--- Start of Records for the exercise ---
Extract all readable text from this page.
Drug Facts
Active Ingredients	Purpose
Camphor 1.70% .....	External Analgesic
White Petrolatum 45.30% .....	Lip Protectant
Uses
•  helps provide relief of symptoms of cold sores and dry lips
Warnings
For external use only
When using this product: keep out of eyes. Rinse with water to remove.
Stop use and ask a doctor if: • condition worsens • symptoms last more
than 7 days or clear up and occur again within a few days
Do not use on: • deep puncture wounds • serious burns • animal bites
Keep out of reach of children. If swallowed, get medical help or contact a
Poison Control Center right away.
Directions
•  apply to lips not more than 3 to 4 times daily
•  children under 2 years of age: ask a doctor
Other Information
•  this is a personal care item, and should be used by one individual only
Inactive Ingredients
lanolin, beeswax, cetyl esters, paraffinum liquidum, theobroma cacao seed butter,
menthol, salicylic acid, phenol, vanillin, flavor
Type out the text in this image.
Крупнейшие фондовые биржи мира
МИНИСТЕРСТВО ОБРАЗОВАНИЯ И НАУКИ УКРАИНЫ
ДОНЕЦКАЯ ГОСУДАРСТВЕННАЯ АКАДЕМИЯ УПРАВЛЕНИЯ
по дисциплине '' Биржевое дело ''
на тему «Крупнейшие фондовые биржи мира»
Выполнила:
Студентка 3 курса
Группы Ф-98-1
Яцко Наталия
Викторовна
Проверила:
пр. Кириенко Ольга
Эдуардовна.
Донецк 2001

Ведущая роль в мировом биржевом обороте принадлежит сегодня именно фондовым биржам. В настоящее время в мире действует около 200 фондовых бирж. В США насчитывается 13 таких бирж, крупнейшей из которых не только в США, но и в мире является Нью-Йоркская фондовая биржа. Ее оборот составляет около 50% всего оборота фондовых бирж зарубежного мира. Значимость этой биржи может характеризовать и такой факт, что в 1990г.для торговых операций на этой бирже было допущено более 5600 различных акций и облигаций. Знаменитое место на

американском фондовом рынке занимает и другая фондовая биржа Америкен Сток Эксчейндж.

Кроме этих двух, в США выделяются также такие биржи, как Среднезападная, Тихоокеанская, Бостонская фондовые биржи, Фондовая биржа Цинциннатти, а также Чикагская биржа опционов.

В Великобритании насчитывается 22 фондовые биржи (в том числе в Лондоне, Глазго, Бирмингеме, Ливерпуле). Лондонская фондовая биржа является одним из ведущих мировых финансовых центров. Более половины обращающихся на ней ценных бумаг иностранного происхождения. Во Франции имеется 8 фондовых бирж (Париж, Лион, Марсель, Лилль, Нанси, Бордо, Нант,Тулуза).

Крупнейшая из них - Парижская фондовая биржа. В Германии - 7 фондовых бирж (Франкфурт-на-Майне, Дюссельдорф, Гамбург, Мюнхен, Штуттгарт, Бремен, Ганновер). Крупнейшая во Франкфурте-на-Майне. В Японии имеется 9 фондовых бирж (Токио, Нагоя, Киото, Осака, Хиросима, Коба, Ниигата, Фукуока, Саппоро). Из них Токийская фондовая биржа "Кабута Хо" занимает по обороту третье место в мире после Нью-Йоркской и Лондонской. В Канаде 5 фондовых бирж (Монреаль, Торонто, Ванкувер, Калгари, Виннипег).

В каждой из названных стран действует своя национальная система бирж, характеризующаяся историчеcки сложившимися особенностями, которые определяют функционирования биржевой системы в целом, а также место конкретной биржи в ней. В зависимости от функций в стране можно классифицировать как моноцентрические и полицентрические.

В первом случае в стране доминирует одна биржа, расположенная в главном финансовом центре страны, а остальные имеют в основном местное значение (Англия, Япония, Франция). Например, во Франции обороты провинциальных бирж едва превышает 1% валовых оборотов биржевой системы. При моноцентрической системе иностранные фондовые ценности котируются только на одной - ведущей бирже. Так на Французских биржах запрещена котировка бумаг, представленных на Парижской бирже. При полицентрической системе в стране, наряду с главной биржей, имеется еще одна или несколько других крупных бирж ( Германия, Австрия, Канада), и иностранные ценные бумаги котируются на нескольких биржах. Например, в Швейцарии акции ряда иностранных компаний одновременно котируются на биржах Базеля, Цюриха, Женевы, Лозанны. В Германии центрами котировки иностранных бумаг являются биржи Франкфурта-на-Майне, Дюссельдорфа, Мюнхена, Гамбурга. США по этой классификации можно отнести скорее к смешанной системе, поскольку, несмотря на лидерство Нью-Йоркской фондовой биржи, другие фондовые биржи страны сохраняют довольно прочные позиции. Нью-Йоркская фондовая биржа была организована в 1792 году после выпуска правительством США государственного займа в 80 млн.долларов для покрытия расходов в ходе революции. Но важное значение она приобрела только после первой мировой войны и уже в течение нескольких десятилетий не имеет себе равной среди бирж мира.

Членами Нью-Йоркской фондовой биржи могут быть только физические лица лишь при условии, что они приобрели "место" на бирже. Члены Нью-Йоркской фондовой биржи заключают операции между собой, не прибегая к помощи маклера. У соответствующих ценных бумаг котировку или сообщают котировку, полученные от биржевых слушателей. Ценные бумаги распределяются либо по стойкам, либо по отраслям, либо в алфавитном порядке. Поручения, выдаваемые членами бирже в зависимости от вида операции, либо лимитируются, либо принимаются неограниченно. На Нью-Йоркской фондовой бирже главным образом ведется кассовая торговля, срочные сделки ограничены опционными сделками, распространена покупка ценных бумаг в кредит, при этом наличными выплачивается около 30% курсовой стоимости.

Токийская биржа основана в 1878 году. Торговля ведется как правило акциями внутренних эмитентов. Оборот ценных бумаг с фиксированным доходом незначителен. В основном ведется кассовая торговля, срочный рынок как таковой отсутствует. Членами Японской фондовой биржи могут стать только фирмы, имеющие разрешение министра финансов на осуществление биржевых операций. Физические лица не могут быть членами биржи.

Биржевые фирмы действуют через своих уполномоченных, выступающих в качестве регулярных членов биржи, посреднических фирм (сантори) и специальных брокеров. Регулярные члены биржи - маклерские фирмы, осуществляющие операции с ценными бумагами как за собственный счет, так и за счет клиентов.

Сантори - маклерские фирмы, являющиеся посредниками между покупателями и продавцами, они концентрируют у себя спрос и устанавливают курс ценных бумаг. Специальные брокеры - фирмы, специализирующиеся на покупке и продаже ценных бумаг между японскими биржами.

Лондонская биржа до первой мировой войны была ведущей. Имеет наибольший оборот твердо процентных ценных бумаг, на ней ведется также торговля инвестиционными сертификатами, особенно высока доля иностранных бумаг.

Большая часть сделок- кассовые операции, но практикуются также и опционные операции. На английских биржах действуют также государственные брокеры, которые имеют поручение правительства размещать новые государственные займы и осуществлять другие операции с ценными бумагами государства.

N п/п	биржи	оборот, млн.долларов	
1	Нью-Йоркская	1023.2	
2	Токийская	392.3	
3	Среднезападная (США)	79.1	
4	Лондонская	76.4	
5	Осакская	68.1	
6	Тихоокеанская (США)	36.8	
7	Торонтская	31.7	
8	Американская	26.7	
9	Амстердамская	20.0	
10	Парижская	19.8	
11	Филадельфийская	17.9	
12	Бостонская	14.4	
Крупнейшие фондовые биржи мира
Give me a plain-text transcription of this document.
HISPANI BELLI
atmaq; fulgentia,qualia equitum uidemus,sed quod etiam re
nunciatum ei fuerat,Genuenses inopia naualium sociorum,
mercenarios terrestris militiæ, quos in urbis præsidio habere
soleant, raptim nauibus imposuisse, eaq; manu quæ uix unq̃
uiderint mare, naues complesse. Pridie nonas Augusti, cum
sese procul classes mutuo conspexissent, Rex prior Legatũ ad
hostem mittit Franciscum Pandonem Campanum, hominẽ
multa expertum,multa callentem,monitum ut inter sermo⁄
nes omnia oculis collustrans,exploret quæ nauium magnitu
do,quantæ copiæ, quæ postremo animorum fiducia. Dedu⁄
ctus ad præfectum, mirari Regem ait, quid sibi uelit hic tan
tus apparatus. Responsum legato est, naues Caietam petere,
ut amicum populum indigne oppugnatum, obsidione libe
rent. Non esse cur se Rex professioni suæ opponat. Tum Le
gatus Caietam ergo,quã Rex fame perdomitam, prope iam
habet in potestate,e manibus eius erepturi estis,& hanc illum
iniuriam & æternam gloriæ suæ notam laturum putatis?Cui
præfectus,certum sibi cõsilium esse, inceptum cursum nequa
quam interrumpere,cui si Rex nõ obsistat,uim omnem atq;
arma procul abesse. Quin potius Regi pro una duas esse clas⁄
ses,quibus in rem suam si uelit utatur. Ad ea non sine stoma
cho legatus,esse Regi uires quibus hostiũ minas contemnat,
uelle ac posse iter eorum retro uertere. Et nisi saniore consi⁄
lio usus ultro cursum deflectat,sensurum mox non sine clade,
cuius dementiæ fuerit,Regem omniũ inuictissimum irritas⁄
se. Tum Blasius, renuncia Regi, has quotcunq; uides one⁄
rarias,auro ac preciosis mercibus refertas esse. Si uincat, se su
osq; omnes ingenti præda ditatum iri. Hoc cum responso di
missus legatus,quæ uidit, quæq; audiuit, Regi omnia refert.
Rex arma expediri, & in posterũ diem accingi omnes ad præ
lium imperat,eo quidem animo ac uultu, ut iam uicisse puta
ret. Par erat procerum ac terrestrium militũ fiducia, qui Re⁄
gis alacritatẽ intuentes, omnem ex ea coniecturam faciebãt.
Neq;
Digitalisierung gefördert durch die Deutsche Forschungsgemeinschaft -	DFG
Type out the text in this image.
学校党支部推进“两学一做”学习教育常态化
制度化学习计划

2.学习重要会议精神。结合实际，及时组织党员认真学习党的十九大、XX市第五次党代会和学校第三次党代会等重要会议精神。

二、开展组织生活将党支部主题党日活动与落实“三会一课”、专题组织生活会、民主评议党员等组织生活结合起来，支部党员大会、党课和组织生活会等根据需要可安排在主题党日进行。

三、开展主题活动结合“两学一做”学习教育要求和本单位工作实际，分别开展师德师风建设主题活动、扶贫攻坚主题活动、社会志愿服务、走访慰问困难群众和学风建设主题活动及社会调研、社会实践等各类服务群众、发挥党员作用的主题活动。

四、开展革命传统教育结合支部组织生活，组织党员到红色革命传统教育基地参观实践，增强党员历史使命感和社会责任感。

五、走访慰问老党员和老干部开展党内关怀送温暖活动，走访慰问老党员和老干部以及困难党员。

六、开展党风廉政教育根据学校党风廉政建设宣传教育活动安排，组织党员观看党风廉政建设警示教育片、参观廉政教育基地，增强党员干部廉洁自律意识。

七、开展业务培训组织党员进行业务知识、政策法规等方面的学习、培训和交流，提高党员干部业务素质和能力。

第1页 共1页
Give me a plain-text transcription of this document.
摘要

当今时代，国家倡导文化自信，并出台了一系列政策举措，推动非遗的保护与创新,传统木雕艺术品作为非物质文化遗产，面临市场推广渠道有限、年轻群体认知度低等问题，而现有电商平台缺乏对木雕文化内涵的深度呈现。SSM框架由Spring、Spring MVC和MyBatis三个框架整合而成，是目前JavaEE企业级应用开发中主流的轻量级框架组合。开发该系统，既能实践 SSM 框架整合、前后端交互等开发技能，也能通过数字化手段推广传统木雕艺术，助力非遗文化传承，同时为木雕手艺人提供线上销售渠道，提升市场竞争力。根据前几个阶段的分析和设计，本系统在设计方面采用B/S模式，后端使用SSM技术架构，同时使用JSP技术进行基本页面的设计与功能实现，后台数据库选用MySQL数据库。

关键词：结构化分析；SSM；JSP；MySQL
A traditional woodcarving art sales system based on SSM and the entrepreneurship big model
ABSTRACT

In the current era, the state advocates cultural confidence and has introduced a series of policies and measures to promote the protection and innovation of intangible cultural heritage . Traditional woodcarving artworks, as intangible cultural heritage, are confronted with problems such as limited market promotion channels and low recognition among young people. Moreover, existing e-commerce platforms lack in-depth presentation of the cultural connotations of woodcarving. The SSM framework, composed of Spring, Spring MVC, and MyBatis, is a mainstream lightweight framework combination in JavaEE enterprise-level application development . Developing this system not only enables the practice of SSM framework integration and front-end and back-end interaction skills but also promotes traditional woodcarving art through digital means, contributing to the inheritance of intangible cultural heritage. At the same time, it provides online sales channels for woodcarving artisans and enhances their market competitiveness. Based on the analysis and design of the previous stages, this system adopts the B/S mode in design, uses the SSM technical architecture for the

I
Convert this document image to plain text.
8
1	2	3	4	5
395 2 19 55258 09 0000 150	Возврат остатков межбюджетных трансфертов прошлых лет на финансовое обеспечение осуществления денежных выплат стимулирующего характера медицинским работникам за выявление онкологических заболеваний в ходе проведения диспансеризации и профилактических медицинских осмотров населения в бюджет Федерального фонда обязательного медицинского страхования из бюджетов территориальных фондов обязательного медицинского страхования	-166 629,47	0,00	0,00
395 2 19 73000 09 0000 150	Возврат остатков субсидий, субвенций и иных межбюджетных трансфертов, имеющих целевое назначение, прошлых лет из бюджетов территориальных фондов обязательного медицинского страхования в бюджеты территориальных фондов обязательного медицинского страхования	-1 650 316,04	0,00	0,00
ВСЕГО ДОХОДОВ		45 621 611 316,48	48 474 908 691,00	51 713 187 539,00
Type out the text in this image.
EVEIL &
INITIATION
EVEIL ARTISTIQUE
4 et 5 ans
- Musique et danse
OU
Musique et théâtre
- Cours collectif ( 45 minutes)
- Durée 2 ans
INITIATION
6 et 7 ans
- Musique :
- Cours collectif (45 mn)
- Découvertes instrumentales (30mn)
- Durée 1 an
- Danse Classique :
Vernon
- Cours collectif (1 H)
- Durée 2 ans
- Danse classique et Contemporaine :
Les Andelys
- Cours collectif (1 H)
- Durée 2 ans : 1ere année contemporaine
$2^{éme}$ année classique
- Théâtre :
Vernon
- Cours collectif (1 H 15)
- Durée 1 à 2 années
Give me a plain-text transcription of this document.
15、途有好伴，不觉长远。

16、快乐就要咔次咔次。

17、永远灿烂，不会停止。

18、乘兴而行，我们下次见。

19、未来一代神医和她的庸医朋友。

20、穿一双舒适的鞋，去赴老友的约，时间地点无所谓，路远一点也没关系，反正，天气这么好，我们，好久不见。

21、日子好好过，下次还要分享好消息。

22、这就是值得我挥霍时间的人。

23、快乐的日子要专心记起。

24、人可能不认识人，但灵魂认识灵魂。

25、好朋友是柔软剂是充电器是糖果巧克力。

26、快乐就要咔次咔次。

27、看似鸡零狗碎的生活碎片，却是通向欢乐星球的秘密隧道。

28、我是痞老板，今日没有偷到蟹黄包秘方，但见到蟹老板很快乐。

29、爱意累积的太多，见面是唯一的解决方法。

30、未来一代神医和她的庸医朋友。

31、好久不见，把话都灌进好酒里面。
--- End of Records for the exercise ---
**Task to complete**
Copy all lines from the material that contain "бумагами".

**Exercise output**
Биржевые фирмы действуют через своих уполномоченных, выступающих в качестве регулярных членов биржи, посреднических фирм (сантори) и специальных брокеров. Регулярные члены биржи - маклерские фирмы, осуществляющие операции с ценными бумагами как за собственный счет, так и за счет клиентов.
Большая часть сделок- кассовые операции, но практикуются также и опционные операции. На английских биржах действуют также государственные брокеры, которые имеют поручение правительства размещать новые государственные займы и осуществлять другие операции с ценными бумагами государства.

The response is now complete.